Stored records

* * * * * * *

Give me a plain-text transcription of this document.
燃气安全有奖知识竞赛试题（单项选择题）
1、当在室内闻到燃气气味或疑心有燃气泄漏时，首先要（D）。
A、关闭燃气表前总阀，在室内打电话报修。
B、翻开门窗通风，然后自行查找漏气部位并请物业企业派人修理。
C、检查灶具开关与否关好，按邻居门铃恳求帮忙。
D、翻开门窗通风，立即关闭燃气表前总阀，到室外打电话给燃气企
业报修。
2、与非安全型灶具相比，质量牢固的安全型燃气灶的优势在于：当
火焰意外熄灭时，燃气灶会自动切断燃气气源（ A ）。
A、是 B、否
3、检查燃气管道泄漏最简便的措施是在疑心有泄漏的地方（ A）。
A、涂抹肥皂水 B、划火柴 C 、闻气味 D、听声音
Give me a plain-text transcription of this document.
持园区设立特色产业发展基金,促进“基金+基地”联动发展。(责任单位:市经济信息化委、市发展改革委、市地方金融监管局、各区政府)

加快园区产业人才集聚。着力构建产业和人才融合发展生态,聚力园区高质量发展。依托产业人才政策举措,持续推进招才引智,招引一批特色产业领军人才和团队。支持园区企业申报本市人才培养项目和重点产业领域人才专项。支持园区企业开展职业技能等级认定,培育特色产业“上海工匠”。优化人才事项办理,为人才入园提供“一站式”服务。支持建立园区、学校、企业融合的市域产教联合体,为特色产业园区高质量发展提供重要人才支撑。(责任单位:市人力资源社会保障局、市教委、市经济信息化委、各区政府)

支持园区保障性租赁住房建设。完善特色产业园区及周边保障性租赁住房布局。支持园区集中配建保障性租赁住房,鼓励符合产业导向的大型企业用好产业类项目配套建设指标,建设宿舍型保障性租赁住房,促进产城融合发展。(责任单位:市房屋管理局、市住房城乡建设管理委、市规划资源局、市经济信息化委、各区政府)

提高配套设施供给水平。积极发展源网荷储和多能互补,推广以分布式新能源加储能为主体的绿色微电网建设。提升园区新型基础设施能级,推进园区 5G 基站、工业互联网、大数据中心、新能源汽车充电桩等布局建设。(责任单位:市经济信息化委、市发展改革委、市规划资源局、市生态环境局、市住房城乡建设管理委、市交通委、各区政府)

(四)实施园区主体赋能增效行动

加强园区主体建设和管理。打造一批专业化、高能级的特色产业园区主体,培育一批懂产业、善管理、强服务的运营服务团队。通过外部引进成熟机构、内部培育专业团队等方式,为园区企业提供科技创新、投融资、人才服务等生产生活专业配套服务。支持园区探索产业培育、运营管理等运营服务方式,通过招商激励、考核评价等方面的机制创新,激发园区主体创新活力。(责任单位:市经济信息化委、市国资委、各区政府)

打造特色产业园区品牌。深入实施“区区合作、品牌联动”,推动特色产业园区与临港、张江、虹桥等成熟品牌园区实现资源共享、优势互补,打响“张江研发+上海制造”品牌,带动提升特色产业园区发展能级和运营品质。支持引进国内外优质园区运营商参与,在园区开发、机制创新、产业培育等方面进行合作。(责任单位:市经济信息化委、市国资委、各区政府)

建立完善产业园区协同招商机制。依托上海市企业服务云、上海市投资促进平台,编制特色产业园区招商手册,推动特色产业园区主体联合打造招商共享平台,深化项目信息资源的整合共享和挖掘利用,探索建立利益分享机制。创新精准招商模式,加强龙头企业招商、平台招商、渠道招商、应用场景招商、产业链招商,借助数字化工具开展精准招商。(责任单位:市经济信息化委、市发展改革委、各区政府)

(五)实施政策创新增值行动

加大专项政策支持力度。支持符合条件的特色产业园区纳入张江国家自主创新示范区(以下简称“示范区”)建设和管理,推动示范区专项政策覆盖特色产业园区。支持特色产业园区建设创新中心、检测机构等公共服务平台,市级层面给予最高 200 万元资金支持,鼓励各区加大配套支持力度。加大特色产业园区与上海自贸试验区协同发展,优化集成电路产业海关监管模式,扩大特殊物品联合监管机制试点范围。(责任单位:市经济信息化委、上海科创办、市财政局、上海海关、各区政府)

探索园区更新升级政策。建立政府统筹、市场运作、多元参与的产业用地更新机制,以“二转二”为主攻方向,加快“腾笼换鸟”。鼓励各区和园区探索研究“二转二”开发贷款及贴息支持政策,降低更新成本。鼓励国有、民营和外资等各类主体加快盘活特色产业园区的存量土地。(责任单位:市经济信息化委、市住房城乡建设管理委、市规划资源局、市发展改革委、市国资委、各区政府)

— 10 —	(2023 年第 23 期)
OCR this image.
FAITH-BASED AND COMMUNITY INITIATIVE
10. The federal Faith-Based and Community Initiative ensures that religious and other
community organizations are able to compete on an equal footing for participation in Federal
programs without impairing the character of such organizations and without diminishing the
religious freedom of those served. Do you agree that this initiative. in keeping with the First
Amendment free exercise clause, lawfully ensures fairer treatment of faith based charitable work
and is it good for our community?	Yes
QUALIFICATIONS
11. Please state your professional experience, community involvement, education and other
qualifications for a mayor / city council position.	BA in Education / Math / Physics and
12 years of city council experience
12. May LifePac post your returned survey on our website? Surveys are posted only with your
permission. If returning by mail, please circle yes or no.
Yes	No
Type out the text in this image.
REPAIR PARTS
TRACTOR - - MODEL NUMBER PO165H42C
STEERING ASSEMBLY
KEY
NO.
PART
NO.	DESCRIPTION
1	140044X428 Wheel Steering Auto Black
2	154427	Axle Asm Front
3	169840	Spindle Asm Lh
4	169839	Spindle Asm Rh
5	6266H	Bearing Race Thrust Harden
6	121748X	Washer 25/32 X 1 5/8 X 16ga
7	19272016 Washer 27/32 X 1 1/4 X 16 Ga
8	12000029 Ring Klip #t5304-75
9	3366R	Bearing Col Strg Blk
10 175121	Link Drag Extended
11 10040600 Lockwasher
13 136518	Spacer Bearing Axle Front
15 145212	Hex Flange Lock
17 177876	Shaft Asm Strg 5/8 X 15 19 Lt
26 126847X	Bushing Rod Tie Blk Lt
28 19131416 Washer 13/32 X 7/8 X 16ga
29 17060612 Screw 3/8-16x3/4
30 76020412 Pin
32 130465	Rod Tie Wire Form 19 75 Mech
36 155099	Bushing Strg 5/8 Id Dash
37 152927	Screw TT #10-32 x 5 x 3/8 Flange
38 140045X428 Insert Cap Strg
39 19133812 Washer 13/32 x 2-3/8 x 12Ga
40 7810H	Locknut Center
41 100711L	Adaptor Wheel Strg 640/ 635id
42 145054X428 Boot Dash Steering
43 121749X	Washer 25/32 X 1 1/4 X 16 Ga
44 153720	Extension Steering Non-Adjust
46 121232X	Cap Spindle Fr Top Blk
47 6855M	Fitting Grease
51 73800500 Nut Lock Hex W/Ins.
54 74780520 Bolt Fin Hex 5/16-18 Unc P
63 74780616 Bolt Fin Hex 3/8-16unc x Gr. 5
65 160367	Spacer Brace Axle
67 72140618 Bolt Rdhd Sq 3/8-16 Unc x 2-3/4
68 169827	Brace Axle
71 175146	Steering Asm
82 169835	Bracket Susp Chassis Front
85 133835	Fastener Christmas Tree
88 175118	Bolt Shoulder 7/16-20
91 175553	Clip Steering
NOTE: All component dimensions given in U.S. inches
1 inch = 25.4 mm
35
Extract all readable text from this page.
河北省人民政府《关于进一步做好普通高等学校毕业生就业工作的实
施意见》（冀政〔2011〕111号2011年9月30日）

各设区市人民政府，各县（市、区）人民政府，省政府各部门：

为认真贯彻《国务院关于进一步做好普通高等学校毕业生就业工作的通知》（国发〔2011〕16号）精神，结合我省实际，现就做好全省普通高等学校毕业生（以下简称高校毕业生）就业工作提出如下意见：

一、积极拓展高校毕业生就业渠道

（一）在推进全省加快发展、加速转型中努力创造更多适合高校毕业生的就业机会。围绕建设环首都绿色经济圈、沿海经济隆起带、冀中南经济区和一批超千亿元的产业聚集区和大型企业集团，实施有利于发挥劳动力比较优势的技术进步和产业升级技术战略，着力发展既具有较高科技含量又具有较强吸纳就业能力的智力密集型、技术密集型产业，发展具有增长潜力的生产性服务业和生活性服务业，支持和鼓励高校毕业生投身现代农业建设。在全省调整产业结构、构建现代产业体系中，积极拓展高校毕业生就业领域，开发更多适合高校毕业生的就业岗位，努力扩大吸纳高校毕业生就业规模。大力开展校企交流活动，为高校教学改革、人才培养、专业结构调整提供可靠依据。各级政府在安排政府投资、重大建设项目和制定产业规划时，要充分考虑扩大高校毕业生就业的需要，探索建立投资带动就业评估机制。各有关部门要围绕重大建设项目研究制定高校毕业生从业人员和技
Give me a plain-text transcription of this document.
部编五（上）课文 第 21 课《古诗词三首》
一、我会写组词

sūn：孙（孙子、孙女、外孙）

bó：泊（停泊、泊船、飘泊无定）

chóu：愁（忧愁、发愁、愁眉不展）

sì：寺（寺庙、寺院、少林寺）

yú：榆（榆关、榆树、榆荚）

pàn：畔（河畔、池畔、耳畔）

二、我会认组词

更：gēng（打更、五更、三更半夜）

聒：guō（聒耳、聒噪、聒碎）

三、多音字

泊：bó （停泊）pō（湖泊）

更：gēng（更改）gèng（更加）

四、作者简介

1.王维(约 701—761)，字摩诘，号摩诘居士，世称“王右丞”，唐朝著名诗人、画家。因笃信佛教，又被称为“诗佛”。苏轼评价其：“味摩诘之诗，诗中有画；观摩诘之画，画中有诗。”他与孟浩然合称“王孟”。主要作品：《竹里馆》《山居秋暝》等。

* * * * * * *

◆ Work to complete: Each line in the material either holds the string "Strg" or does not. State how many do, and nothing else.

◆ Answer to this task: 5